━━━━━ RECORDS SHOWN

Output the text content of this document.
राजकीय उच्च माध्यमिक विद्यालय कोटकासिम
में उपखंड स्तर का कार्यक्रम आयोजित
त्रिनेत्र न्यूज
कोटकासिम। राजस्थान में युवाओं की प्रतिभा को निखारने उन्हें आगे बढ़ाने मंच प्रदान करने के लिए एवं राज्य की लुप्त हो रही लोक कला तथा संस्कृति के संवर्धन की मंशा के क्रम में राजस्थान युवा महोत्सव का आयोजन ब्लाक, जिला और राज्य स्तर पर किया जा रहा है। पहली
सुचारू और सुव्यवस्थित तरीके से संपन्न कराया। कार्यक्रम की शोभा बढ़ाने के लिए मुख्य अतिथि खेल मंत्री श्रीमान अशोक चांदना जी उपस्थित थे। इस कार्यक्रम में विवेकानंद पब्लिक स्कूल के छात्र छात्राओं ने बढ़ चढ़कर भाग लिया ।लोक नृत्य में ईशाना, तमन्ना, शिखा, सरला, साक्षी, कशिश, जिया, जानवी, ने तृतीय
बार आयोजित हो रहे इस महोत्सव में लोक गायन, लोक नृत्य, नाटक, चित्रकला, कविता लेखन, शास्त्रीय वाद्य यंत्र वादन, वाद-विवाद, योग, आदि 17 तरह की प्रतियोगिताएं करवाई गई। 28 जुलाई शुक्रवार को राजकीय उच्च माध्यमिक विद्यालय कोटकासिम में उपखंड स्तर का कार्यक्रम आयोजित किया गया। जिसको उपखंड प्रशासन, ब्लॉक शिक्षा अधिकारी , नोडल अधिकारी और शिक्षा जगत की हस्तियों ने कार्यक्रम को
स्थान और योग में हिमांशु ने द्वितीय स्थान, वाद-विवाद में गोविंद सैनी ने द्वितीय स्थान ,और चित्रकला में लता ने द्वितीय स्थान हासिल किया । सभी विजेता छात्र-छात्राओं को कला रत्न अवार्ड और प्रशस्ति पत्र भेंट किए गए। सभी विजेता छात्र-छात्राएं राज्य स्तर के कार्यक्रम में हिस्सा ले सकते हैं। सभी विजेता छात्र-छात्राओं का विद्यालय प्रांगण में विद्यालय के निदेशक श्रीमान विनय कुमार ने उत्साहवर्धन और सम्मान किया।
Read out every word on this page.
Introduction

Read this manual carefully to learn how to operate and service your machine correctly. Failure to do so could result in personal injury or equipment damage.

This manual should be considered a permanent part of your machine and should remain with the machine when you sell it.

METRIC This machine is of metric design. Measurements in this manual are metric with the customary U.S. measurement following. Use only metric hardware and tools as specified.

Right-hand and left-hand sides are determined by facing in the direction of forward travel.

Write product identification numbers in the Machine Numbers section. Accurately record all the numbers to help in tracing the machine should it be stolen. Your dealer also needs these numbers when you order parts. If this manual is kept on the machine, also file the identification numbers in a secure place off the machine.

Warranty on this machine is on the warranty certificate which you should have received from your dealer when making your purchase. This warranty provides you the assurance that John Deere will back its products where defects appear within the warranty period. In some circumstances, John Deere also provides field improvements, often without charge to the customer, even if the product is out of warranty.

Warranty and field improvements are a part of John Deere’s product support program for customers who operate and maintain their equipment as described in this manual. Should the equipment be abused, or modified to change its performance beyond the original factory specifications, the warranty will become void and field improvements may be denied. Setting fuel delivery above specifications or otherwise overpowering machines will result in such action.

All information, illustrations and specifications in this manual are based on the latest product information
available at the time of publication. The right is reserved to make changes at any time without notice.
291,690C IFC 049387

━━━━━━━━━━

# [AIM]
Scan the listing above for the word "specifications" and show each line where it is found.

# [COMPLETED TASK]
Warranty and field improvements are a part of John Deere’s product support program for customers who operate and maintain their equipment as described in this manual. Should the equipment be abused, or modified to change its performance beyond the original factory specifications, the warranty will become void and field improvements may be denied. Setting fuel delivery above specifications or otherwise overpowering machines will result in such action.
All information, illustrations and specifications in this manual are based on the latest product information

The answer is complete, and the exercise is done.